§ **GIVEN RECORDS**:
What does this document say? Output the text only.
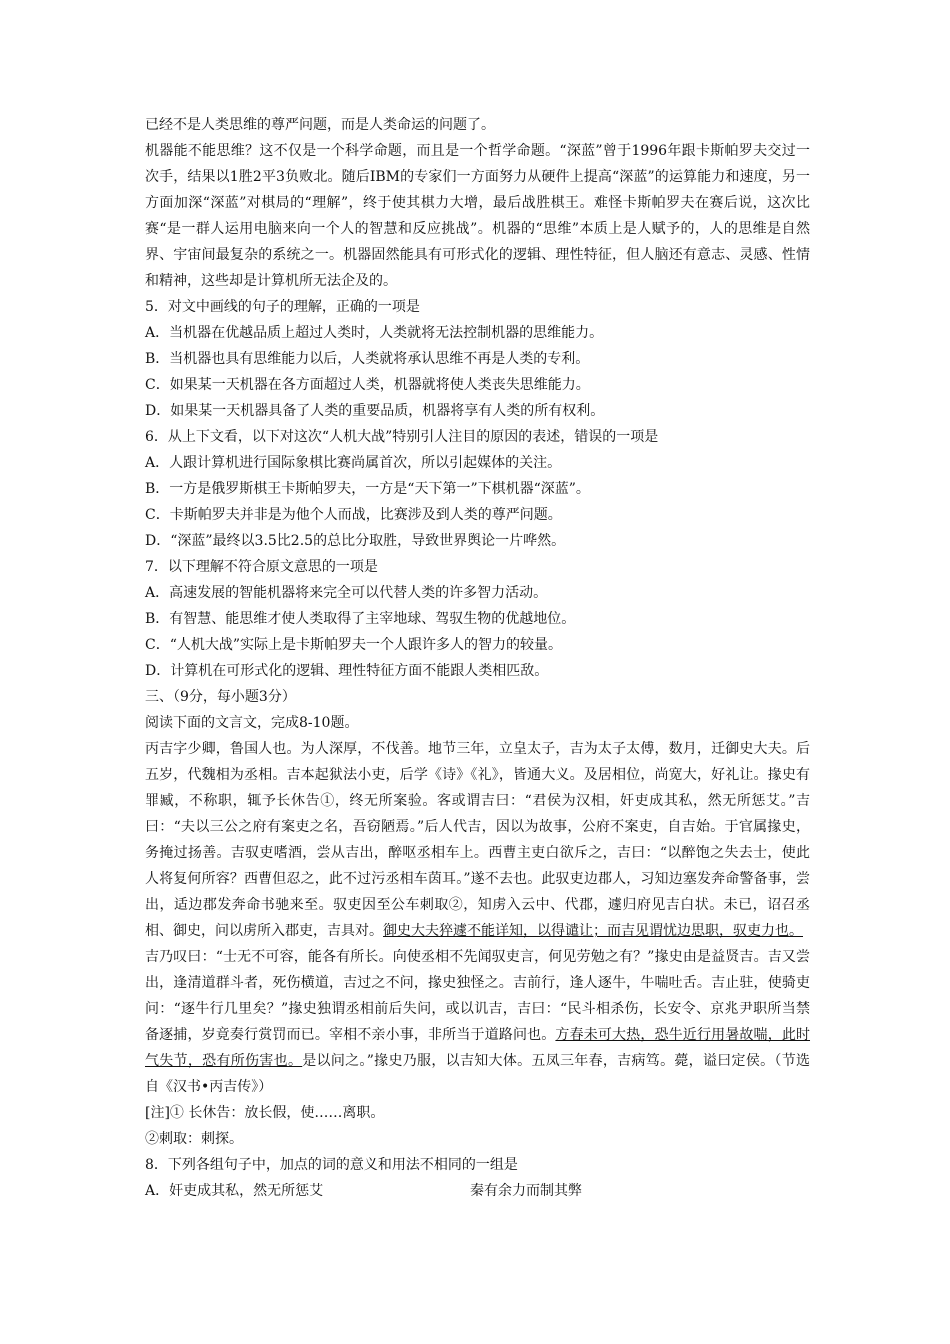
已经不是人类思维的尊严问题，而是人类命运的问题了。

机器能不能思维？这不仅是一个科学命题，而且是一个哲学命题。“深蓝”曾于1996年跟卡斯帕罗夫交过一次手，结果以1胜2平3负败北。随后IBM的专家们一方面努力从硬件上提高“深蓝”的运算能力和速度，另一方面加深“深蓝”对棋局的“理解”，终于使其棋力大增，最后战胜棋王。难怪卡斯帕罗夫在赛后说，这次比赛“是一群人运用电脑来向一个人的智慧和反应挑战”。机器的“思维”本质上是人赋予的，人的思维是自然界、宇宙间最复杂的系统之一。机器固然能具有可形式化的逻辑、理性特征，但人脑还有意志、灵感、性情和精神，这些却是计算机所无法企及的。

5．对文中画线的句子的理解，正确的一项是

A．当机器在优越品质上超过人类时，人类就将无法控制机器的思维能力。

B．当机器也具有思维能力以后，人类就将承认思维不再是人类的专利。

C．如果某一天机器在各方面超过人类，机器就将使人类丧失思维能力。

D．如果某一天机器具备了人类的重要品质，机器将享有人类的所有权利。

6．从上下文看，以下对这次“人机大战”特别引人注目的原因的表述，错误的一项是

A．人跟计算机进行国际象棋比赛尚属首次，所以引起媒体的关注。

B．一方是俄罗斯棋王卡斯帕罗夫，一方是“天下第一”下棋机器“深蓝”。

C．卡斯帕罗夫并非是为他个人而战，比赛涉及到人类的尊严问题。

D．“深蓝”最终以3.5比2.5的总比分取胜，导致世界舆论一片哗然。

7．以下理解不符合原文意思的一项是

A．高速发展的智能机器将来完全可以代替人类的许多智力活动。

B．有智慧、能思维才使人类取得了主宰地球、驾驭生物的优越地位。

C．“人机大战”实际上是卡斯帕罗夫一个人跟许多人的智力的较量。

D．计算机在可形式化的逻辑、理性特征方面不能跟人类相匹敌。

三、（9分，每小题3分）

阅读下面的文言文，完成8-10题。

丙吉字少卿，鲁国人也。为人深厚，不伐善。地节三年，立皇太子，吉为太子太傅，数月，迁御史大夫。后五岁，代魏相为丞相。吉本起狱法小吏，后学《诗》《礼》，皆通大义。及居相位，尚宽大，好礼让。掾史有罪臧，不称职，辄予长休告①，终无所案验。客或谓吉曰：“君侯为汉相，奸吏成其私，然无所惩艾。”吉曰：“夫以三公之府有案吏之名，吾窃陋焉。”后人代吉，因以为故事，公府不案吏，自吉始。于官属掾史，务掩过扬善。吉驭吏嗜酒，尝从吉出，醉呕丞相车上。西曹主吏白欲斥之，吉曰：“以醉饱之失去士，使此人将复何所容？西曹但忍之，此不过污丞相车茵耳。”遂不去也。此驭吏边郡人，习知边塞发奔命警备事，尝出，适边郡发奔命书驰来至。驭吏因至公车刺取②，知虏入云中、代郡，遽归府见吉白状。未已，诏召丞相、御史，问以虏所入郡吏，吉具对。御史大夫猝遽不能详知，以得谴让；而吉见谓忧边思职，驭吏力也。

吉乃叹曰：“士无不可容，能各有所长。向使丞相不先闻驭吏言，何见劳勉之有？”掾史由是益贤吉。吉又尝出，逢清道群斗者，死伤横道，吉过之不问，掾史独怪之。吉前行，逢人逐牛，牛喘吐舌。吉止驻，使骑吏问：“逐牛行几里矣？”掾史独谓丞相前后失问，或以讥吉，吉曰：“民斗相杀伤，长安令、京兆尹职所当禁备逐捕，岁竟奏行赏罚而已。宰相不亲小事，非所当于道路问也。方春未可大热，恐牛近行用暑故喘，此时气失节，恐有所伤害也。是以问之。”掾史乃服，以吉知大体。五凤三年春，吉病笃。薨，谥曰定侯。（节选自《汉书•丙吉传》）

[注]① 长休告：放长假，使……离职。

②刺取：刺探。

8．下列各组句子中，加点的词的意义和用法不相同的一组是

A．奸吏成其私，然无所惩艾	秦有余力而制其弊
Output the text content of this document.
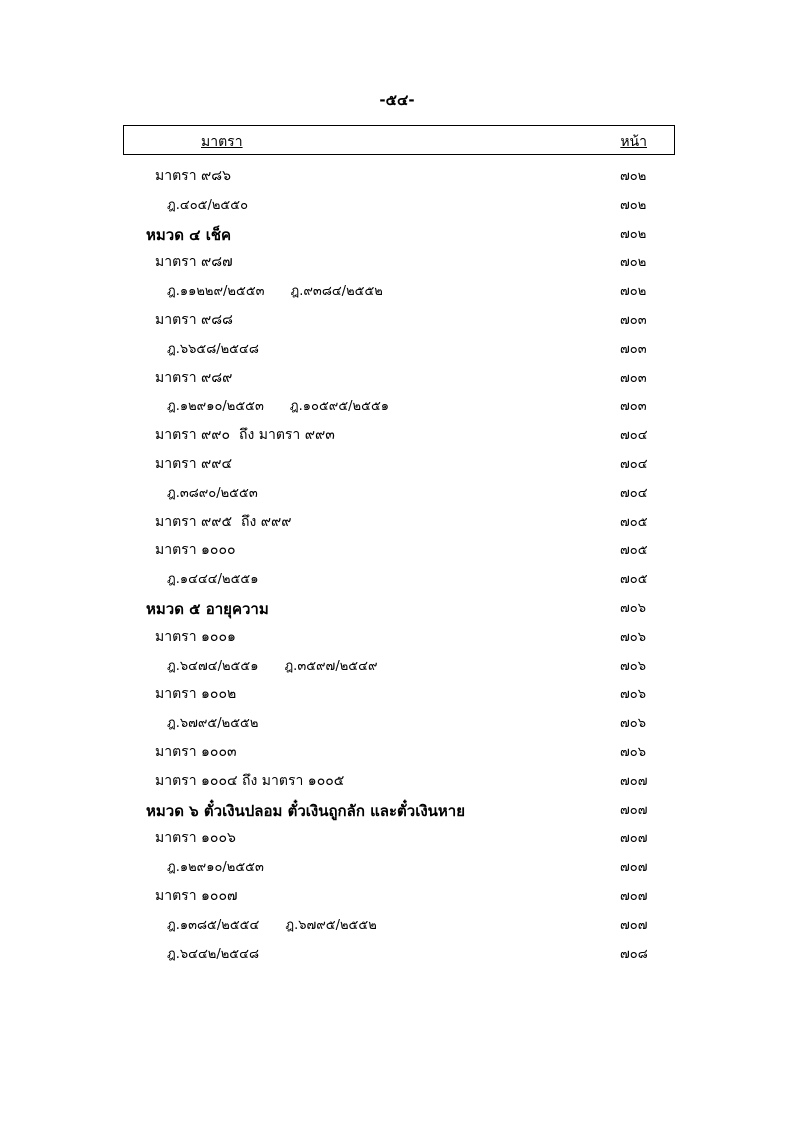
-๕๔-
มาตรา	หน้า
มาตรา ๙๘๖	๗๐๒
ฎ.๔๐๕/๒๕๕๐	๗๐๒
หมวด ๔ เช็ค	๗๐๒
มาตรา ๙๘๗	๗๐๒
ฎ.๑๑๒๒๙/๒๕๕๓ ฎ.๙๓๘๔/๒๕๕๒	๗๐๒
มาตรา ๙๘๘	๗๐๓
ฎ.๖๖๕๘/๒๕๔๘	๗๐๓
มาตรา ๙๘๙	๗๐๓
ฎ.๑๒๙๑๐/๒๕๕๓ ฎ.๑๐๕๙๕/๒๕๕๑	๗๐๓
มาตรา ๙๙๐  ถึง มาตรา ๙๙๓	๗๐๔
มาตรา ๙๙๔	๗๐๔
ฎ.๓๘๙๐/๒๕๕๓	๗๐๔
มาตรา ๙๙๕  ถึง ๙๙๙	๗๐๕
มาตรา ๑๐๐๐	๗๐๕
ฎ.๑๔๔๔/๒๕๕๑	๗๐๕
หมวด ๕ อายุความ	๗๐๖
มาตรา ๑๐๐๑	๗๐๖
ฎ.๖๔๗๔/๒๕๕๑ ฎ.๓๕๙๗/๒๕๔๙	๗๐๖
มาตรา ๑๐๐๒	๗๐๖
ฎ.๖๗๙๕/๒๕๕๒	๗๐๖
มาตรา ๑๐๐๓	๗๐๖
มาตรา ๑๐๐๔ ถึง มาตรา ๑๐๐๕	๗๐๗
หมวด ๖ ตั๋วเงินปลอม ตั๋วเงินถูกลัก และตั๋วเงินหาย	๗๐๗
มาตรา ๑๐๐๖	๗๐๗
ฎ.๑๒๙๑๐/๒๕๕๓	๗๐๗
มาตรา ๑๐๐๗	๗๐๗
ฎ.๑๓๘๕/๒๕๕๔ ฎ.๖๗๙๕/๒๕๕๒	๗๐๗
ฎ.๖๔๔๒/๒๕๔๘	๗๐๘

§ **TASK BRIEF**: Pictures in the records above are left out; print everything else exactly as written.

§ **REPLY TO THE EXERCISE**:
What does this document say? Output the text only.
已经不是人类思维的尊严问题，而是人类命运的问题了。

机器能不能思维？这不仅是一个科学命题，而且是一个哲学命题。“深蓝”曾于1996年跟卡斯帕罗夫交过一次手，结果以1胜2平3负败北。随后IBM的专家们一方面努力从硬件上提高“深蓝”的运算能力和速度，另一方面加深“深蓝”对棋局的“理解”，终于使其棋力大增，最后战胜棋王。难怪卡斯帕罗夫在赛后说，这次比赛“是一群人运用电脑来向一个人的智慧和反应挑战”。机器的“思维”本质上是人赋予的，人的思维是自然界、宇宙间最复杂的系统之一。机器固然能具有可形式化的逻辑、理性特征，但人脑还有意志、灵感、性情和精神，这些却是计算机所无法企及的。

5．对文中画线的句子的理解，正确的一项是

A．当机器在优越品质上超过人类时，人类就将无法控制机器的思维能力。

B．当机器也具有思维能力以后，人类就将承认思维不再是人类的专利。

C．如果某一天机器在各方面超过人类，机器就将使人类丧失思维能力。

D．如果某一天机器具备了人类的重要品质，机器将享有人类的所有权利。

6．从上下文看，以下对这次“人机大战”特别引人注目的原因的表述，错误的一项是

A．人跟计算机进行国际象棋比赛尚属首次，所以引起媒体的关注。

B．一方是俄罗斯棋王卡斯帕罗夫，一方是“天下第一”下棋机器“深蓝”。

C．卡斯帕罗夫并非是为他个人而战，比赛涉及到人类的尊严问题。

D．“深蓝”最终以3.5比2.5的总比分取胜，导致世界舆论一片哗然。

7．以下理解不符合原文意思的一项是

A．高速发展的智能机器将来完全可以代替人类的许多智力活动。

B．有智慧、能思维才使人类取得了主宰地球、驾驭生物的优越地位。

C．“人机大战”实际上是卡斯帕罗夫一个人跟许多人的智力的较量。

D．计算机在可形式化的逻辑、理性特征方面不能跟人类相匹敌。

三、（9分，每小题3分）

阅读下面的文言文，完成8-10题。

丙吉字少卿，鲁国人也。为人深厚，不伐善。地节三年，立皇太子，吉为太子太傅，数月，迁御史大夫。后五岁，代魏相为丞相。吉本起狱法小吏，后学《诗》《礼》，皆通大义。及居相位，尚宽大，好礼让。掾史有罪臧，不称职，辄予长休告①，终无所案验。客或谓吉曰：“君侯为汉相，奸吏成其私，然无所惩艾。”吉曰：“夫以三公之府有案吏之名，吾窃陋焉。”后人代吉，因以为故事，公府不案吏，自吉始。于官属掾史，务掩过扬善。吉驭吏嗜酒，尝从吉出，醉呕丞相车上。西曹主吏白欲斥之，吉曰：“以醉饱之失去士，使此人将复何所容？西曹但忍之，此不过污丞相车茵耳。”遂不去也。此驭吏边郡人，习知边塞发奔命警备事，尝出，适边郡发奔命书驰来至。驭吏因至公车刺取②，知虏入云中、代郡，遽归府见吉白状。未已，诏召丞相、御史，问以虏所入郡吏，吉具对。御史大夫猝遽不能详知，以得谴让；而吉见谓忧边思职，驭吏力也。

吉乃叹曰：“士无不可容，能各有所长。向使丞相不先闻驭吏言，何见劳勉之有？”掾史由是益贤吉。吉又尝出，逢清道群斗者，死伤横道，吉过之不问，掾史独怪之。吉前行，逢人逐牛，牛喘吐舌。吉止驻，使骑吏问：“逐牛行几里矣？”掾史独谓丞相前后失问，或以讥吉，吉曰：“民斗相杀伤，长安令、京兆尹职所当禁备逐捕，岁竟奏行赏罚而已。宰相不亲小事，非所当于道路问也。方春未可大热，恐牛近行用暑故喘，此时气失节，恐有所伤害也。是以问之。”掾史乃服，以吉知大体。五凤三年春，吉病笃。薨，谥曰定侯。（节选自《汉书•丙吉传》）

[注]① 长休告：放长假，使……离职。

②刺取：刺探。

8．下列各组句子中，加点的词的意义和用法不相同的一组是

A．奸吏成其私，然无所惩艾	秦有余力而制其弊
Output the text content of this document.
-๕๔-
มาตรา	หน้า
มาตรา ๙๘๖	๗๐๒
ฎ.๔๐๕/๒๕๕๐	๗๐๒
หมวด ๔ เช็ค	๗๐๒
มาตรา ๙๘๗	๗๐๒
ฎ.๑๑๒๒๙/๒๕๕๓ ฎ.๙๓๘๔/๒๕๕๒	๗๐๒
มาตรา ๙๘๘	๗๐๓
ฎ.๖๖๕๘/๒๕๔๘	๗๐๓
มาตรา ๙๘๙	๗๐๓
ฎ.๑๒๙๑๐/๒๕๕๓ ฎ.๑๐๕๙๕/๒๕๕๑	๗๐๓
มาตรา ๙๙๐  ถึง มาตรา ๙๙๓	๗๐๔
มาตรา ๙๙๔	๗๐๔
ฎ.๓๘๙๐/๒๕๕๓	๗๐๔
มาตรา ๙๙๕  ถึง ๙๙๙	๗๐๕
มาตรา ๑๐๐๐	๗๐๕
ฎ.๑๔๔๔/๒๕๕๑	๗๐๕
หมวด ๕ อายุความ	๗๐๖
มาตรา ๑๐๐๑	๗๐๖
ฎ.๖๔๗๔/๒๕๕๑ ฎ.๓๕๙๗/๒๕๔๙	๗๐๖
มาตรา ๑๐๐๒	๗๐๖
ฎ.๖๗๙๕/๒๕๕๒	๗๐๖
มาตรา ๑๐๐๓	๗๐๖
มาตรา ๑๐๐๔ ถึง มาตรา ๑๐๐๕	๗๐๗
หมวด ๖ ตั๋วเงินปลอม ตั๋วเงินถูกลัก และตั๋วเงินหาย	๗๐๗
มาตรา ๑๐๐๖	๗๐๗
ฎ.๑๒๙๑๐/๒๕๕๓	๗๐๗
มาตรา ๑๐๐๗	๗๐๗
ฎ.๑๓๘๕/๒๕๕๔ ฎ.๖๗๙๕/๒๕๕๒	๗๐๗
ฎ.๖๔๔๒/๒๕๔๘	๗๐๘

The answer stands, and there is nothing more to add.